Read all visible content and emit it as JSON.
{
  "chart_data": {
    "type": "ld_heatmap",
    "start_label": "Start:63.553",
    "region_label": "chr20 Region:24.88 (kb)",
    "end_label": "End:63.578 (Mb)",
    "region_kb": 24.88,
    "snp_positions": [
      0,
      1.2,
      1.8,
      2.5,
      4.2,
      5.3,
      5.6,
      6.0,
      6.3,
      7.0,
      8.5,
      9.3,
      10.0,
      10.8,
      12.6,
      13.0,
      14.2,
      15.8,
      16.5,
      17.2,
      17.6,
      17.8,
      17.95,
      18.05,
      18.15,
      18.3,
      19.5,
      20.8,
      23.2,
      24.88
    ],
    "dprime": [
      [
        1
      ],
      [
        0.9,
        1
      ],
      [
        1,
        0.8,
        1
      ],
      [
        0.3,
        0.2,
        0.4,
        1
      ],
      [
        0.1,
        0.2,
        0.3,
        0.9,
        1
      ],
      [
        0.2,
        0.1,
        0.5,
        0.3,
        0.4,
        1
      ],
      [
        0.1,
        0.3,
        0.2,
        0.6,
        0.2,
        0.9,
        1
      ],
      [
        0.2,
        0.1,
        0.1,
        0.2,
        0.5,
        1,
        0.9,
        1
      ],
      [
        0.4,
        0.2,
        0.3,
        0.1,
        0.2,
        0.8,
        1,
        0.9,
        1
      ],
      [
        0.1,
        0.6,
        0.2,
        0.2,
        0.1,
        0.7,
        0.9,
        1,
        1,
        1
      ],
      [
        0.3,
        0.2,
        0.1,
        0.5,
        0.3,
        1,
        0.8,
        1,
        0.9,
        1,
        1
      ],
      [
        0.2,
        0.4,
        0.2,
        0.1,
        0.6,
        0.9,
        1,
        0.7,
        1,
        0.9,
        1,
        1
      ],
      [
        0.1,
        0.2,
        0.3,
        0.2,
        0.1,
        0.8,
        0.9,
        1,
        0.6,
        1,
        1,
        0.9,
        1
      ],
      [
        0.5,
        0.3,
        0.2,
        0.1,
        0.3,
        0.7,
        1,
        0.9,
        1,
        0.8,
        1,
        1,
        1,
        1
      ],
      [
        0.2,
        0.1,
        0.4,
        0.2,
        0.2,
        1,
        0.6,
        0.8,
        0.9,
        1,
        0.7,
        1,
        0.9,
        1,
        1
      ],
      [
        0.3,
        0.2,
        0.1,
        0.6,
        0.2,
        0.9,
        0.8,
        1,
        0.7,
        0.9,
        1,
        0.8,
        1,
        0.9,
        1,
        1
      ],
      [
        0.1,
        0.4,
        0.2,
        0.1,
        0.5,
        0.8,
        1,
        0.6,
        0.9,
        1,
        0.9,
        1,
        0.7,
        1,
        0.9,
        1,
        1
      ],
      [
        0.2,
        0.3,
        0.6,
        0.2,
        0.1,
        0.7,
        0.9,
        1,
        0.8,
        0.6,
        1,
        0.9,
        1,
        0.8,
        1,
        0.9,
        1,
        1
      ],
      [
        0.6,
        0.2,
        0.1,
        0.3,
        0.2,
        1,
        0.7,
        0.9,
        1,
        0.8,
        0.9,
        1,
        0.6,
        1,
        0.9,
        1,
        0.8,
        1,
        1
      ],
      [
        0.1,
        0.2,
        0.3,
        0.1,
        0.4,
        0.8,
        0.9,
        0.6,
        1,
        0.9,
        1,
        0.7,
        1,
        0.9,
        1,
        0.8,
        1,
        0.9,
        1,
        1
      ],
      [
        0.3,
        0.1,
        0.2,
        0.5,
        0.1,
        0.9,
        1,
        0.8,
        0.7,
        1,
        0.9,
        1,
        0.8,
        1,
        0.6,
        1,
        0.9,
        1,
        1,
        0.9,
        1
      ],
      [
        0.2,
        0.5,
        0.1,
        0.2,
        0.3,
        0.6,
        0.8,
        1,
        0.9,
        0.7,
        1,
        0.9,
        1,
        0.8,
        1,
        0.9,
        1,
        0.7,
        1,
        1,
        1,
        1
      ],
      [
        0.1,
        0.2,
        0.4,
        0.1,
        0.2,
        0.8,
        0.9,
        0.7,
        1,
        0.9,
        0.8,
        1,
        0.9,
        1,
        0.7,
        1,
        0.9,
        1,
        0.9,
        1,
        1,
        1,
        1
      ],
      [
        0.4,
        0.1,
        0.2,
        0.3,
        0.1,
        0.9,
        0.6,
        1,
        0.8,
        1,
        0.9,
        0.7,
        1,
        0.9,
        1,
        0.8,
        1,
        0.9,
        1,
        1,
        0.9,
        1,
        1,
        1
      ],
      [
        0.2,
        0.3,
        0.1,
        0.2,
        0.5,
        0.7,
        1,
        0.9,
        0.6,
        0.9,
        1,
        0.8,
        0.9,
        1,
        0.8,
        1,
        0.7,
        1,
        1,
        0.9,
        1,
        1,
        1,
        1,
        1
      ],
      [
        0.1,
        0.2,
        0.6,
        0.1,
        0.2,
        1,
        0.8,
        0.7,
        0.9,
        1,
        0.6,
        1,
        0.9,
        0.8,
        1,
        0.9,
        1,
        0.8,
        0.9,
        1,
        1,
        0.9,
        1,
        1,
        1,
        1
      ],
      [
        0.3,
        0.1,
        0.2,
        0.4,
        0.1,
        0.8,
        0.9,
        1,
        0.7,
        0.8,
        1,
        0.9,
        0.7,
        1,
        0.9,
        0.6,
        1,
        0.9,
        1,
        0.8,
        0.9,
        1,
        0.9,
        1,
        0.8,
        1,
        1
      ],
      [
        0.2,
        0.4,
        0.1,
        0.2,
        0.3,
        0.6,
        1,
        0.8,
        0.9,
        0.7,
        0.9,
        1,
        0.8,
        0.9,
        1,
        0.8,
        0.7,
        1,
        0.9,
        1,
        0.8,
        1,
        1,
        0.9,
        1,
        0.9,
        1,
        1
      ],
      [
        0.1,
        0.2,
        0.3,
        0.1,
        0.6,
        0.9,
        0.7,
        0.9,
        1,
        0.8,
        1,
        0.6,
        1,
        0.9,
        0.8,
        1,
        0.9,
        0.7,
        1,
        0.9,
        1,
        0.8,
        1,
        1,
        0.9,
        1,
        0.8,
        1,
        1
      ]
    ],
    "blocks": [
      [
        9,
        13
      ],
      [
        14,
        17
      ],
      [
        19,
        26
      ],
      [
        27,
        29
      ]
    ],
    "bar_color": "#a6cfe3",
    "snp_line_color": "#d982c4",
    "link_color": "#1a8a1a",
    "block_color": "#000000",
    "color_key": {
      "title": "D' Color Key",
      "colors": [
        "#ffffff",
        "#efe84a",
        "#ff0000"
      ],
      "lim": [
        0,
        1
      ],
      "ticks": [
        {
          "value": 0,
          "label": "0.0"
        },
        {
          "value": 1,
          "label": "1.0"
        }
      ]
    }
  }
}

┄┄┄┄┄┄

Above are some records; extract every one of them exactly.

(Complete output)
Read all visible content and emit it as JSON.
{
  "chart_data": {
    "type": "ld_heatmap",
    "start_label": "Start:63.553",
    "region_label": "chr20 Region:24.88 (kb)",
    "end_label": "End:63.578 (Mb)",
    "region_kb": 24.88,
    "snp_positions": [
      0,
      1.2,
      1.8,
      2.5,
      4.2,
      5.3,
      5.6,
      6.0,
      6.3,
      7.0,
      8.5,
      9.3,
      10.0,
      10.8,
      12.6,
      13.0,
      14.2,
      15.8,
      16.5,
      17.2,
      17.6,
      17.8,
      17.95,
      18.05,
      18.15,
      18.3,
      19.5,
      20.8,
      23.2,
      24.88
    ],
    "dprime": [
      [
        1
      ],
      [
        0.9,
        1
      ],
      [
        1,
        0.8,
        1
      ],
      [
        0.3,
        0.2,
        0.4,
        1
      ],
      [
        0.1,
        0.2,
        0.3,
        0.9,
        1
      ],
      [
        0.2,
        0.1,
        0.5,
        0.3,
        0.4,
        1
      ],
      [
        0.1,
        0.3,
        0.2,
        0.6,
        0.2,
        0.9,
        1
      ],
      [
        0.2,
        0.1,
        0.1,
        0.2,
        0.5,
        1,
        0.9,
        1
      ],
      [
        0.4,
        0.2,
        0.3,
        0.1,
        0.2,
        0.8,
        1,
        0.9,
        1
      ],
      [
        0.1,
        0.6,
        0.2,
        0.2,
        0.1,
        0.7,
        0.9,
        1,
        1,
        1
      ],
      [
        0.3,
        0.2,
        0.1,
        0.5,
        0.3,
        1,
        0.8,
        1,
        0.9,
        1,
        1
      ],
      [
        0.2,
        0.4,
        0.2,
        0.1,
        0.6,
        0.9,
        1,
        0.7,
        1,
        0.9,
        1,
        1
      ],
      [
        0.1,
        0.2,
        0.3,
        0.2,
        0.1,
        0.8,
        0.9,
        1,
        0.6,
        1,
        1,
        0.9,
        1
      ],
      [
        0.5,
        0.3,
        0.2,
        0.1,
        0.3,
        0.7,
        1,
        0.9,
        1,
        0.8,
        1,
        1,
        1,
        1
      ],
      [
        0.2,
        0.1,
        0.4,
        0.2,
        0.2,
        1,
        0.6,
        0.8,
        0.9,
        1,
        0.7,
        1,
        0.9,
        1,
        1
      ],
      [
        0.3,
        0.2,
        0.1,
        0.6,
        0.2,
        0.9,
        0.8,
        1,
        0.7,
        0.9,
        1,
        0.8,
        1,
        0.9,
        1,
        1
      ],
      [
        0.1,
        0.4,
        0.2,
        0.1,
        0.5,
        0.8,
        1,
        0.6,
        0.9,
        1,
        0.9,
        1,
        0.7,
        1,
        0.9,
        1,
        1
      ],
      [
        0.2,
        0.3,
        0.6,
        0.2,
        0.1,
        0.7,
        0.9,
        1,
        0.8,
        0.6,
        1,
        0.9,
        1,
        0.8,
        1,
        0.9,
        1,
        1
      ],
      [
        0.6,
        0.2,
        0.1,
        0.3,
        0.2,
        1,
        0.7,
        0.9,
        1,
        0.8,
        0.9,
        1,
        0.6,
        1,
        0.9,
        1,
        0.8,
        1,
        1
      ],
      [
        0.1,
        0.2,
        0.3,
        0.1,
        0.4,
        0.8,
        0.9,
        0.6,
        1,
        0.9,
        1,
        0.7,
        1,
        0.9,
        1,
        0.8,
        1,
        0.9,
        1,
        1
      ],
      [
        0.3,
        0.1,
        0.2,
        0.5,
        0.1,
        0.9,
        1,
        0.8,
        0.7,
        1,
        0.9,
        1,
        0.8,
        1,
        0.6,
        1,
        0.9,
        1,
        1,
        0.9,
        1
      ],
      [
        0.2,
        0.5,
        0.1,
        0.2,
        0.3,
        0.6,
        0.8,
        1,
        0.9,
        0.7,
        1,
        0.9,
        1,
        0.8,
        1,
        0.9,
        1,
        0.7,
        1,
        1,
        1,
        1
      ],
      [
        0.1,
        0.2,
        0.4,
        0.1,
        0.2,
        0.8,
        0.9,
        0.7,
        1,
        0.9,
        0.8,
        1,
        0.9,
        1,
        0.7,
        1,
        0.9,
        1,
        0.9,
        1,
        1,
        1,
        1
      ],
      [
        0.4,
        0.1,
        0.2,
        0.3,
        0.1,
        0.9,
        0.6,
        1,
        0.8,
        1,
        0.9,
        0.7,
        1,
        0.9,
        1,
        0.8,
        1,
        0.9,
        1,
        1,
        0.9,
        1,
        1,
        1
      ],
      [
        0.2,
        0.3,
        0.1,
        0.2,
        0.5,
        0.7,
        1,
        0.9,
        0.6,
        0.9,
        1,
        0.8,
        0.9,
        1,
        0.8,
        1,
        0.7,
        1,
        1,
        0.9,
        1,
        1,
        1,
        1,
        1
      ],
      [
        0.1,
        0.2,
        0.6,
        0.1,
        0.2,
        1,
        0.8,
        0.7,
        0.9,
        1,
        0.6,
        1,
        0.9,
        0.8,
        1,
        0.9,
        1,
        0.8,
        0.9,
        1,
        1,
        0.9,
        1,
        1,
        1,
        1
      ],
      [
        0.3,
        0.1,
        0.2,
        0.4,
        0.1,
        0.8,
        0.9,
        1,
        0.7,
        0.8,
        1,
        0.9,
        0.7,
        1,
        0.9,
        0.6,
        1,
        0.9,
        1,
        0.8,
        0.9,
        1,
        0.9,
        1,
        0.8,
        1,
        1
      ],
      [
        0.2,
        0.4,
        0.1,
        0.2,
        0.3,
        0.6,
        1,
        0.8,
        0.9,
        0.7,
        0.9,
        1,
        0.8,
        0.9,
        1,
        0.8,
        0.7,
        1,
        0.9,
        1,
        0.8,
        1,
        1,
        0.9,
        1,
        0.9,
        1,
        1
      ],
      [
        0.1,
        0.2,
        0.3,
        0.1,
        0.6,
        0.9,
        0.7,
        0.9,
        1,
        0.8,
        1,
        0.6,
        1,
        0.9,
        0.8,
        1,
        0.9,
        0.7,
        1,
        0.9,
        1,
        0.8,
        1,
        1,
        0.9,
        1,
        0.8,
        1,
        1
      ]
    ],
    "blocks": [
      [
        9,
        13
      ],
      [
        14,
        17
      ],
      [
        19,
        26
      ],
      [
        27,
        29
      ]
    ],
    "bar_color": "#a6cfe3",
    "snp_line_color": "#d982c4",
    "link_color": "#1a8a1a",
    "block_color": "#000000",
    "color_key": {
      "title": "D' Color Key",
      "colors": [
        "#ffffff",
        "#efe84a",
        "#ff0000"
      ],
      "lim": [
        0,
        1
      ],
      "ticks": [
        {
          "value": 0,
          "label": "0.0"
        },
        {
          "value": 1,
          "label": "1.0"
        }
      ]
    }
  }
}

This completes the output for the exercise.